* _Exercise description_
Extract and list every line that contains the word "screenshot".

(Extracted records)
--- Begin ---

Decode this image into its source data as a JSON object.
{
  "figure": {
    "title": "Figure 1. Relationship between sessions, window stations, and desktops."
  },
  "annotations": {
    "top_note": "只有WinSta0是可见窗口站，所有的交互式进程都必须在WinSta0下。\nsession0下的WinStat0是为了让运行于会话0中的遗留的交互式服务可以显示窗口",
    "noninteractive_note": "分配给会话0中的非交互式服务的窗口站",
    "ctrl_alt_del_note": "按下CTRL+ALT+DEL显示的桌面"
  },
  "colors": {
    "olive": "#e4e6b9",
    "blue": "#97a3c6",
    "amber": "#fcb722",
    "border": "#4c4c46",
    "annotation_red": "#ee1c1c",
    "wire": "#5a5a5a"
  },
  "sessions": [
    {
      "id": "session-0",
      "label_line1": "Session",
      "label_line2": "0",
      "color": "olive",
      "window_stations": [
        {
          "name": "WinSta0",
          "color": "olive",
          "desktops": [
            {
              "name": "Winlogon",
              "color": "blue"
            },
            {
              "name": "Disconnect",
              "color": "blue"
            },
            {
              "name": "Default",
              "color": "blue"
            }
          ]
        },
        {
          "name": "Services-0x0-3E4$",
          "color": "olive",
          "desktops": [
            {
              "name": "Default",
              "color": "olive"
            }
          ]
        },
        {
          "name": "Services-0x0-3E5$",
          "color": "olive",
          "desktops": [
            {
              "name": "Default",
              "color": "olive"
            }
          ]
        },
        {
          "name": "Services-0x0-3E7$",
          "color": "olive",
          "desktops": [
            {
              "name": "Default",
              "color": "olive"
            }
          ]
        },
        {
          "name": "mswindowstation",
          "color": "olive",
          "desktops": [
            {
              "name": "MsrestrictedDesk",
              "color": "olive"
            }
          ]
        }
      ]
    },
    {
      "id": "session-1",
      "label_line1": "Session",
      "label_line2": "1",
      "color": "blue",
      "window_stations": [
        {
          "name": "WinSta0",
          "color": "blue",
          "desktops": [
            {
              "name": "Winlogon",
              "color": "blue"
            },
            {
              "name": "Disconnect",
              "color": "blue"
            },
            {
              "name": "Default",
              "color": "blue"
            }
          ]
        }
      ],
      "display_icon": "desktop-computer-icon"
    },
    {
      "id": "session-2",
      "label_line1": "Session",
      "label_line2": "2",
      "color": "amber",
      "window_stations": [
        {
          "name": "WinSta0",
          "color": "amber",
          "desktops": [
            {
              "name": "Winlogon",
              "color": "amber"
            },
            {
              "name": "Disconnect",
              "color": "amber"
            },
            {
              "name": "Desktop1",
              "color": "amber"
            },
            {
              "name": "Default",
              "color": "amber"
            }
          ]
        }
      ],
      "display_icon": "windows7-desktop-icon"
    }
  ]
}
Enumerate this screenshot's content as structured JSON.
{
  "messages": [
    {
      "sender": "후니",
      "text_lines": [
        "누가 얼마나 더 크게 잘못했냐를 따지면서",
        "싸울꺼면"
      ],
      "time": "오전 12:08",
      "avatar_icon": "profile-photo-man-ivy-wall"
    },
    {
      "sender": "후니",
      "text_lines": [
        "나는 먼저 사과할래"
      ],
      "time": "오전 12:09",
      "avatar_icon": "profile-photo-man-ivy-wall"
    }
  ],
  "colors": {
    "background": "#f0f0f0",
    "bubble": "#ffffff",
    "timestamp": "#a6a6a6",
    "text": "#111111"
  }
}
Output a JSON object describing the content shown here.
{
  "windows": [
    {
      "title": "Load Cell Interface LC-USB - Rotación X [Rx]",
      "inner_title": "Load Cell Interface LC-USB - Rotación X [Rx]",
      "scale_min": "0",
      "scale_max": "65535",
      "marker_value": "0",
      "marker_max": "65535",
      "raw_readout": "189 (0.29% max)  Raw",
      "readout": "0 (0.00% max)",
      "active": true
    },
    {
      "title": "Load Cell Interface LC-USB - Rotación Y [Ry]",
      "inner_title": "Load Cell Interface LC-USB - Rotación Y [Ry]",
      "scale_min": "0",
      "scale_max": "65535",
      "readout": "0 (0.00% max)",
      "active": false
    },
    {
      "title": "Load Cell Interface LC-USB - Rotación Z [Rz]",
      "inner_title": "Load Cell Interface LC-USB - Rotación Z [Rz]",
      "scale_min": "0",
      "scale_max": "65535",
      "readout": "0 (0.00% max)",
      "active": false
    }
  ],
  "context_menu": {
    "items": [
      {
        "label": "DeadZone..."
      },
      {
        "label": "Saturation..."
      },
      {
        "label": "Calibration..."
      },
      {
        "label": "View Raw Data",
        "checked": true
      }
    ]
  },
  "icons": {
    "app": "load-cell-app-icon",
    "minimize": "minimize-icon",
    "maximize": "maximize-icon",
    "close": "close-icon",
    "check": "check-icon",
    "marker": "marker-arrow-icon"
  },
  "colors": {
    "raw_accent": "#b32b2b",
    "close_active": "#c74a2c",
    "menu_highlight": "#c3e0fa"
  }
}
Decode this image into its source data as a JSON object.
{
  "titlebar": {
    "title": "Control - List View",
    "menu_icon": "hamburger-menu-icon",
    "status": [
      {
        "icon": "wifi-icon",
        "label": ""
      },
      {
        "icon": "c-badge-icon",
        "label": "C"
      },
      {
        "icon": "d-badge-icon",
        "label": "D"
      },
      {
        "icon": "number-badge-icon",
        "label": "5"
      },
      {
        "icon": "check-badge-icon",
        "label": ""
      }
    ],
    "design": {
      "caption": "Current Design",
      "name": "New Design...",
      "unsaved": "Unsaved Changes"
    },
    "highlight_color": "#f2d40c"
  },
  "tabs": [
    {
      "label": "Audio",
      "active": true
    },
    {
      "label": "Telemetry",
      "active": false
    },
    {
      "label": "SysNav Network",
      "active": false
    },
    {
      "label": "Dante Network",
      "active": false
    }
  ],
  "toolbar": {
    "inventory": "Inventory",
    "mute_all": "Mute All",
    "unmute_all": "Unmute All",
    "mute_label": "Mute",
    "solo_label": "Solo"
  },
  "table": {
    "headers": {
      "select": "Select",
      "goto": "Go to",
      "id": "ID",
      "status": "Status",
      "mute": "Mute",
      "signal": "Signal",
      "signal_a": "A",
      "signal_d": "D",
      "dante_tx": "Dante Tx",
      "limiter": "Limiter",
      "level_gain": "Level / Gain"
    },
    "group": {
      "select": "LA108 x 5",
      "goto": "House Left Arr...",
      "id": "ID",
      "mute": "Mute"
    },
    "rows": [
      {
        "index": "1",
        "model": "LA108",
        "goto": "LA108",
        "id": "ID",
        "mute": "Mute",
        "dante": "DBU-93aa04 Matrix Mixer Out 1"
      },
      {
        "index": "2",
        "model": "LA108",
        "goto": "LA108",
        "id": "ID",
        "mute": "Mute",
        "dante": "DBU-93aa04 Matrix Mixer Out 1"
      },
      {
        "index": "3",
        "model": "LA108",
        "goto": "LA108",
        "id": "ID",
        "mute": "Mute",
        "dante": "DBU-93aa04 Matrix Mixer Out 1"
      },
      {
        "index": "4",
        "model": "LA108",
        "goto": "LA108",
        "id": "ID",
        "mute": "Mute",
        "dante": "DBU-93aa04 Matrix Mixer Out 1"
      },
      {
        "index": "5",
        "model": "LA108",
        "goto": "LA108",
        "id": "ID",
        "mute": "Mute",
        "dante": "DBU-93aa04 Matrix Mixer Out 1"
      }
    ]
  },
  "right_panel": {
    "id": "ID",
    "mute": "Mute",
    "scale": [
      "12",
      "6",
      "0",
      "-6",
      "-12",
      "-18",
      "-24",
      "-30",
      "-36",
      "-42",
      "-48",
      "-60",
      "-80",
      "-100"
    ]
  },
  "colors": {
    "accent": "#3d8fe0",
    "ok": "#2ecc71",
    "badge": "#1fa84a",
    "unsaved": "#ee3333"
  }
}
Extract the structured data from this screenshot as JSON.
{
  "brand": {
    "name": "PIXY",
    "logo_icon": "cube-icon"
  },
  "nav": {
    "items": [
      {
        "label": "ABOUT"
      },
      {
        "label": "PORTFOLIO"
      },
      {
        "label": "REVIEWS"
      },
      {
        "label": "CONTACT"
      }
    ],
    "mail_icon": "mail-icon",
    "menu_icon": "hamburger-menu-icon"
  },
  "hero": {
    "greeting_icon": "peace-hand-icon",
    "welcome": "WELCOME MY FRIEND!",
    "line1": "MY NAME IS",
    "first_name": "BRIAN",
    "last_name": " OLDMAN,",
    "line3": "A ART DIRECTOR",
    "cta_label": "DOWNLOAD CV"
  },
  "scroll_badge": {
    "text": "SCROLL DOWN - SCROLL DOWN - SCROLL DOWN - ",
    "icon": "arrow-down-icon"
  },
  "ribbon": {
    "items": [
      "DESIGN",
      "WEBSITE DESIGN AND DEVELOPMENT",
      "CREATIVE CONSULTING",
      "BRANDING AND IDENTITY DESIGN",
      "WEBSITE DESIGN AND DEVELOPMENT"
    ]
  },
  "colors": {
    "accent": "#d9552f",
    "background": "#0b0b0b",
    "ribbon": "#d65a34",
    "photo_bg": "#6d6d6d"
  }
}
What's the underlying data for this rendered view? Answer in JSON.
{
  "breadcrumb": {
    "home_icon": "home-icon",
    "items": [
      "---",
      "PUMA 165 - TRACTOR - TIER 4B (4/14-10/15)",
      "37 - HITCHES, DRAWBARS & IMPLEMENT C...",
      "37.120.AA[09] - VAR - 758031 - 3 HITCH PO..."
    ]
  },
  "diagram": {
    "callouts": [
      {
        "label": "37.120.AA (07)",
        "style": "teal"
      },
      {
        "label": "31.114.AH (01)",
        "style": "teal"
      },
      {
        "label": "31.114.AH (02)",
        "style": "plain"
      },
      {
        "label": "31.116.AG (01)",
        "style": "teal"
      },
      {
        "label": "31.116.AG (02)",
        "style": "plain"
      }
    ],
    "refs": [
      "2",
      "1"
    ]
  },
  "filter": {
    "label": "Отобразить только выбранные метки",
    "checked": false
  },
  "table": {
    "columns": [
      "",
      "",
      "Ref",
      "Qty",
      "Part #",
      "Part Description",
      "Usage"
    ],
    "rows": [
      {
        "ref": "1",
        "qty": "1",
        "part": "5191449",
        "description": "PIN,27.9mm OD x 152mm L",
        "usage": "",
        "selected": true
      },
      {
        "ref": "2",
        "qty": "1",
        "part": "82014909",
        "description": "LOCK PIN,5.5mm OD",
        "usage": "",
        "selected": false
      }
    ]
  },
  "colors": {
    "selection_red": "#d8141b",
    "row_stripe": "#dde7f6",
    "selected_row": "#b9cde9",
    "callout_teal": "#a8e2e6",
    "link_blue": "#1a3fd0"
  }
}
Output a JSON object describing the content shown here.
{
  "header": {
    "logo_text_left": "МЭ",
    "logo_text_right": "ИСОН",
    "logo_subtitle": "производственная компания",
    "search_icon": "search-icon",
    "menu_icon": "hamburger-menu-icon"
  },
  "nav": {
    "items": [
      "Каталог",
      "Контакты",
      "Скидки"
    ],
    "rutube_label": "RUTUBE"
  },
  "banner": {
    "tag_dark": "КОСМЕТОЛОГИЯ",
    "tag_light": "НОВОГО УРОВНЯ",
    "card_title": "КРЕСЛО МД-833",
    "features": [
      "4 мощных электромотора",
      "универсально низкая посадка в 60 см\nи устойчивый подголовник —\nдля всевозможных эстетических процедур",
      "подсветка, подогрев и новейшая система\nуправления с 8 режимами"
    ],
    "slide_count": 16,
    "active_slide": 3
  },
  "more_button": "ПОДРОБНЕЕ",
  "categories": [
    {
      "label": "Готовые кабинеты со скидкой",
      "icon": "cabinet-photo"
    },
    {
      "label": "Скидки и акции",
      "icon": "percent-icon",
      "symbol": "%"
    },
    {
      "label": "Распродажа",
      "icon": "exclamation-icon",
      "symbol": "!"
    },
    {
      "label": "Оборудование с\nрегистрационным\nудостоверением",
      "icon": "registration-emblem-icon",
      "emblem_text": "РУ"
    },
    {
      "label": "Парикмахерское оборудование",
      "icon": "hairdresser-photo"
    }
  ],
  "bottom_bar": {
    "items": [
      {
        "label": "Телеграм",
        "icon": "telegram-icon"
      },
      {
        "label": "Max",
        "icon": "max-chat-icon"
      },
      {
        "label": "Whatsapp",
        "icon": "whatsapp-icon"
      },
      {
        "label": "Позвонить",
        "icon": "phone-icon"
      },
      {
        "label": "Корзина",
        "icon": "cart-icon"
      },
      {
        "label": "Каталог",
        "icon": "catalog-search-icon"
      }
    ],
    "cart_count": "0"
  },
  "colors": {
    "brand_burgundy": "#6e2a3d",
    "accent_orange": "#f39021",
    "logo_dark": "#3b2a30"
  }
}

--- End ---

* _Final result_
Enumerate this screenshot's content as structured JSON.
Extract the structured data from this screenshot as JSON.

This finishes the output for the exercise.